-- Directions for this task --
Say how many lines hold the string "дизайна"; please write nothing but the number.

-- Extracted material --
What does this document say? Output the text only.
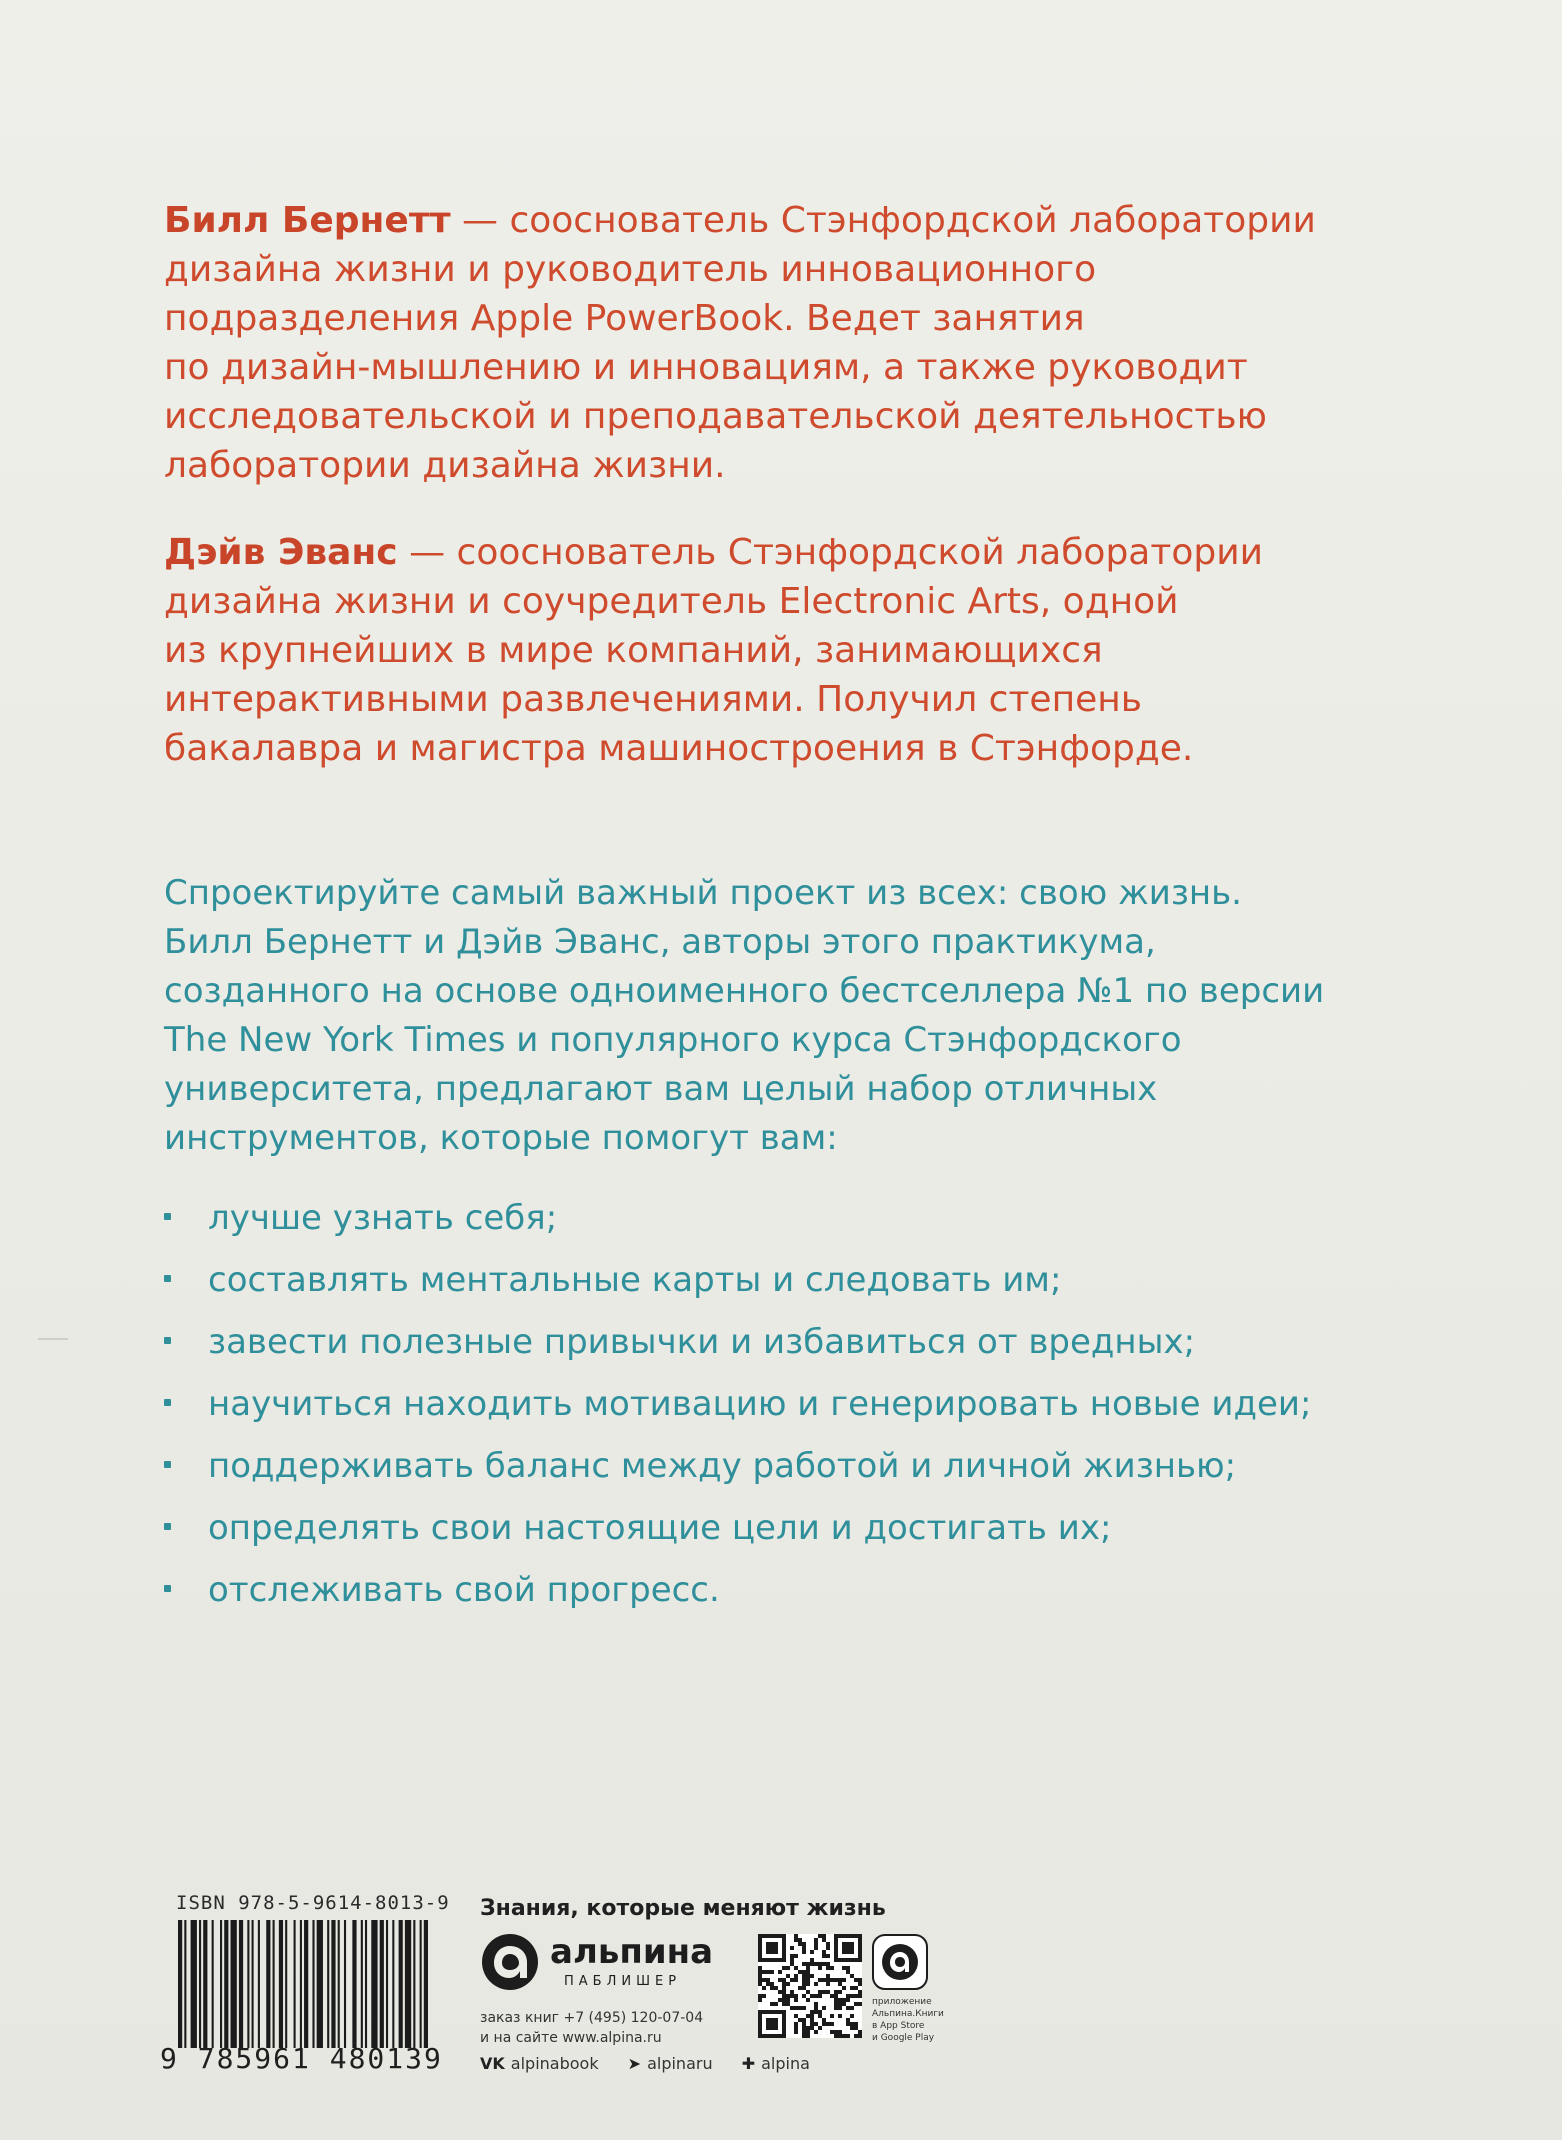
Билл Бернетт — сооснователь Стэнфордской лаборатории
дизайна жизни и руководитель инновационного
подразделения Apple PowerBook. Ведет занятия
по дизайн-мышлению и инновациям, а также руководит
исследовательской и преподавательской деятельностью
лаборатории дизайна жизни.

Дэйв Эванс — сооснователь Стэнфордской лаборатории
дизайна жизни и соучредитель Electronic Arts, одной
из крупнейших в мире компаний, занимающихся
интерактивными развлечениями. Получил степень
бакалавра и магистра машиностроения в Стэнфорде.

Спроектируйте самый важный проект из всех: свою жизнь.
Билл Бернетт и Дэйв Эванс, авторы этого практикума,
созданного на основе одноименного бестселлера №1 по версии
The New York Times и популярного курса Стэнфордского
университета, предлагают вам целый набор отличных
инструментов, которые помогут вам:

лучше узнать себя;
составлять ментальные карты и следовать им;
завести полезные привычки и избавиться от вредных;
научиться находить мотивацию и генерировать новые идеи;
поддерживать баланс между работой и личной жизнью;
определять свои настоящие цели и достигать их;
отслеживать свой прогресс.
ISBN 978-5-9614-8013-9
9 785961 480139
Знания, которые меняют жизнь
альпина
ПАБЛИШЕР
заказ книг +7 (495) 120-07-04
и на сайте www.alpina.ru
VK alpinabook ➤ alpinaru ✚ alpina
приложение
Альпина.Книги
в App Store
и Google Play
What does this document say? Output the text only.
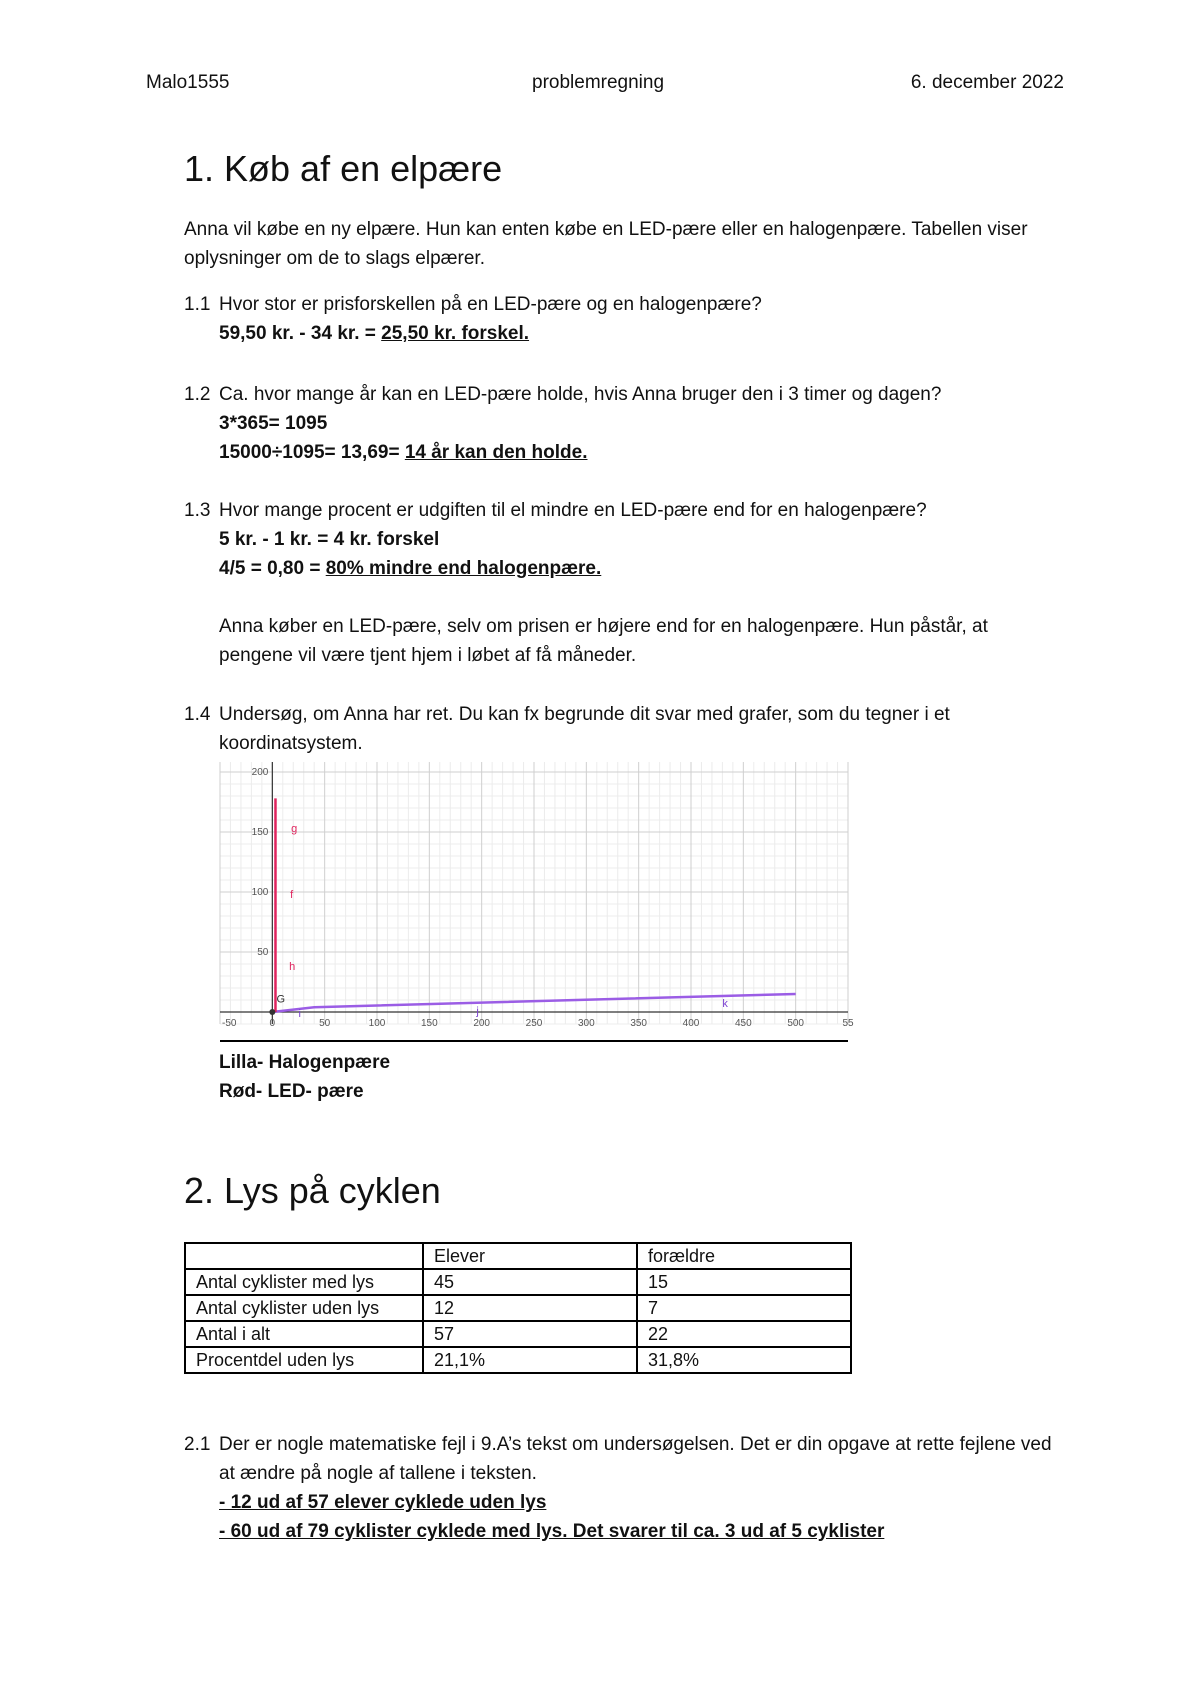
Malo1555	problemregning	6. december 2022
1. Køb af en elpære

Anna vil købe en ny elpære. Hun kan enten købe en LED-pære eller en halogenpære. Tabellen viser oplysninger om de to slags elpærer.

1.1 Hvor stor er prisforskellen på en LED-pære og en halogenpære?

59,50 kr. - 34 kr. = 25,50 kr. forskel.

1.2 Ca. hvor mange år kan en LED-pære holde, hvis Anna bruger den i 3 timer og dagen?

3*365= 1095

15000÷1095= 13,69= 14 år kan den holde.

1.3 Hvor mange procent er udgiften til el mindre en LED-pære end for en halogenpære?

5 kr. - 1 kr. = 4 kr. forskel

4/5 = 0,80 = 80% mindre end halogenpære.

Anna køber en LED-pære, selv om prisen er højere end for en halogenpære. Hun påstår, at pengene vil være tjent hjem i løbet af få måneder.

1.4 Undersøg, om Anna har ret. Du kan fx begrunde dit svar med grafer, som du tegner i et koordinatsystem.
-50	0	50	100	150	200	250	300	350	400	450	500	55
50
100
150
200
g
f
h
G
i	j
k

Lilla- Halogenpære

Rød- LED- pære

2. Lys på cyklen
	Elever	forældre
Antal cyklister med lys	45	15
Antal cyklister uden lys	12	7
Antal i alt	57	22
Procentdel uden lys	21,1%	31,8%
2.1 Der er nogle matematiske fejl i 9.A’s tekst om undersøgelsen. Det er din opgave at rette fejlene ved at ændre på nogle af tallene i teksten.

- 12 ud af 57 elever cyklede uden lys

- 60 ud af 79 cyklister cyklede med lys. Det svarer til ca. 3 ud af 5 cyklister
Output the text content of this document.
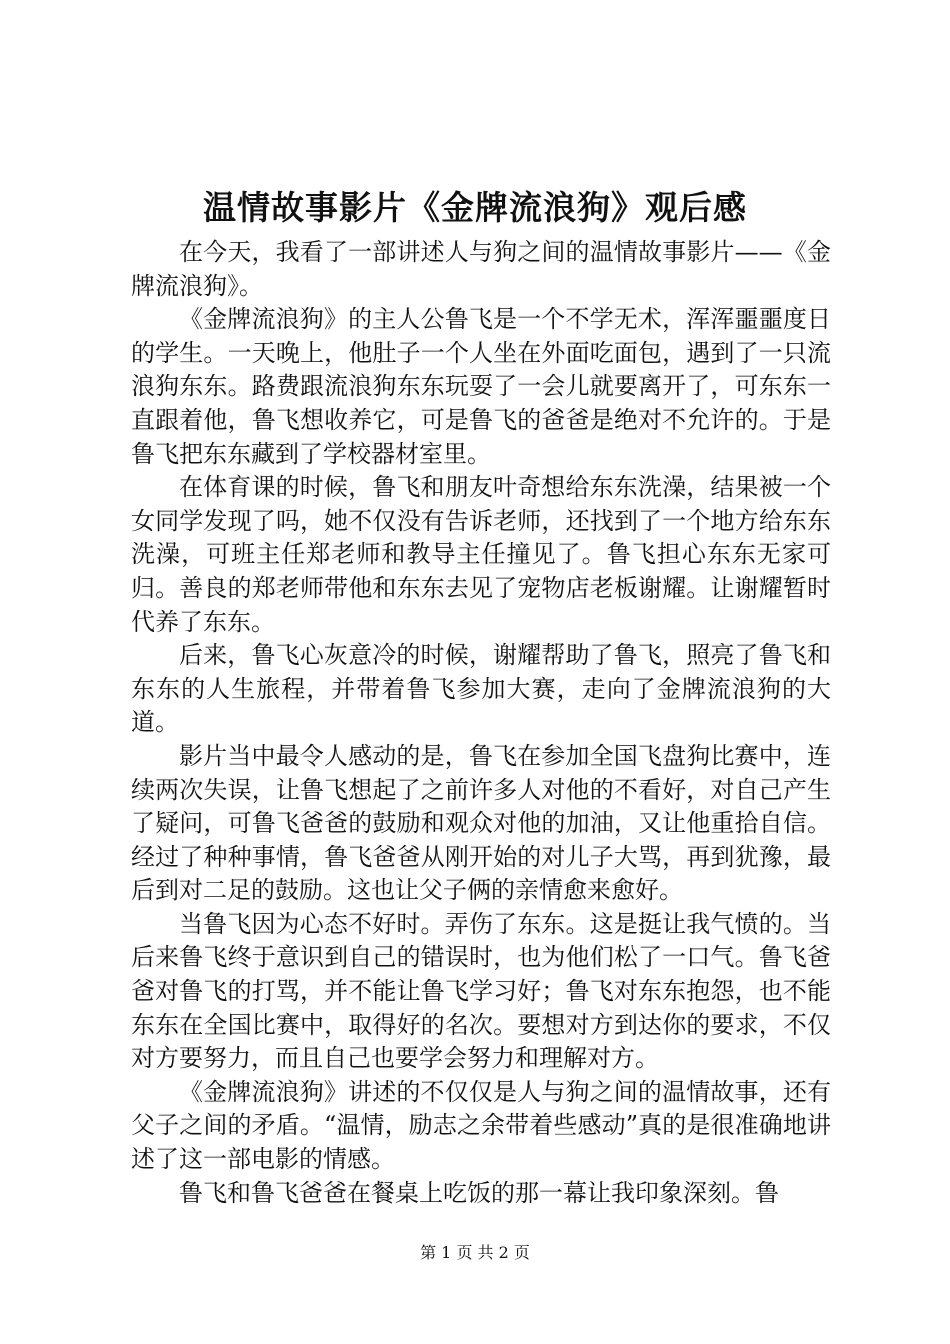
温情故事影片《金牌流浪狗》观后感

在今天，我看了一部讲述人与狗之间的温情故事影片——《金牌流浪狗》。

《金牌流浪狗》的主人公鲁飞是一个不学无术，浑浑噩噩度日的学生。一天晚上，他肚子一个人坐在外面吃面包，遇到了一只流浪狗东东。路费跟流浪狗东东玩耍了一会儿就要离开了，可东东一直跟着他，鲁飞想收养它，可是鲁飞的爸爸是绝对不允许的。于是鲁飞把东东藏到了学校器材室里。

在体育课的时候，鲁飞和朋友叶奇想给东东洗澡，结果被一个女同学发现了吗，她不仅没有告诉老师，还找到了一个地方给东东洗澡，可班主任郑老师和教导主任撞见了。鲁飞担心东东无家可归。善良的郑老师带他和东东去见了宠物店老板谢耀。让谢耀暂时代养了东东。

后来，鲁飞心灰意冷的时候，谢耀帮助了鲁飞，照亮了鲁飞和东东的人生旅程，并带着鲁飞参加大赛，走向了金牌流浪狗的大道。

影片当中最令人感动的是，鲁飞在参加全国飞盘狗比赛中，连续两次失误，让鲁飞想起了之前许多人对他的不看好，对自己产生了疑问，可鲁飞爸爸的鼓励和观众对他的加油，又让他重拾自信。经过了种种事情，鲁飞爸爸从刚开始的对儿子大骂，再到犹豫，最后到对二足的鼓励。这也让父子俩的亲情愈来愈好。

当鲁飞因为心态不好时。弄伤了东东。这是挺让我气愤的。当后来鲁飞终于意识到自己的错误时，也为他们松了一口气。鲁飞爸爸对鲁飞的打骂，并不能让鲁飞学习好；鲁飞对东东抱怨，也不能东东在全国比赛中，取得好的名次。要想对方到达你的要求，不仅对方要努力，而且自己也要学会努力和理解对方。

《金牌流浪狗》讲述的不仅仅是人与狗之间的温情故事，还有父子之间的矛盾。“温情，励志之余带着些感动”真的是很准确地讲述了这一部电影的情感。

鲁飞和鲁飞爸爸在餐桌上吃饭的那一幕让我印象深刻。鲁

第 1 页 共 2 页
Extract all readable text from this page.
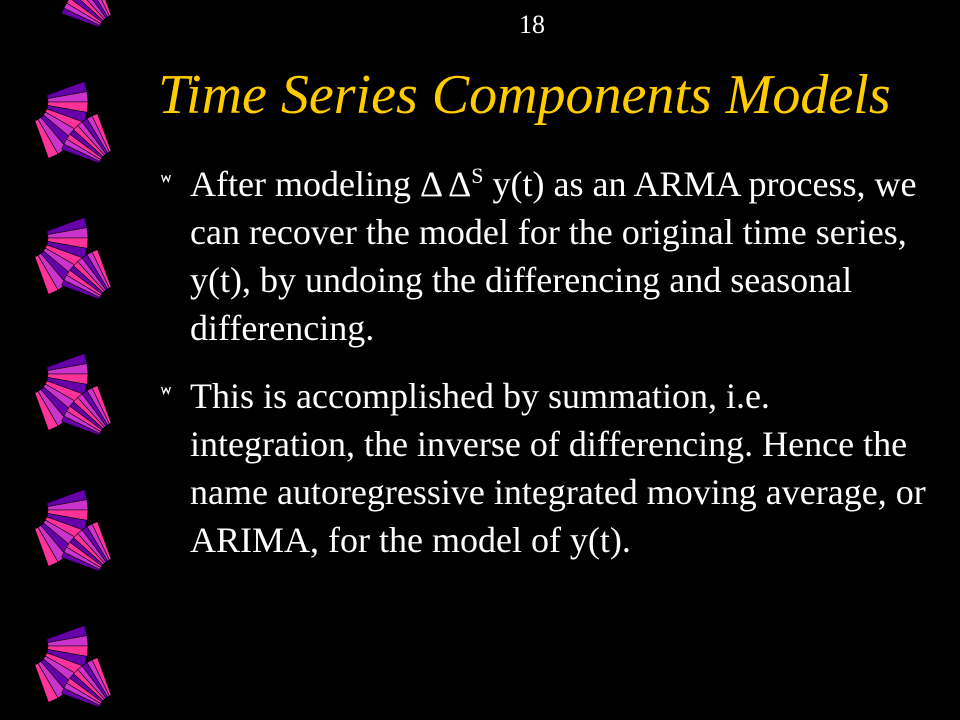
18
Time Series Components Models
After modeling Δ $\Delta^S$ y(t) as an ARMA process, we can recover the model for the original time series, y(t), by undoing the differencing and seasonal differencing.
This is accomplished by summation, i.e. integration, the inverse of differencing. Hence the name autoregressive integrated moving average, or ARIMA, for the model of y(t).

-- Response to the task --
3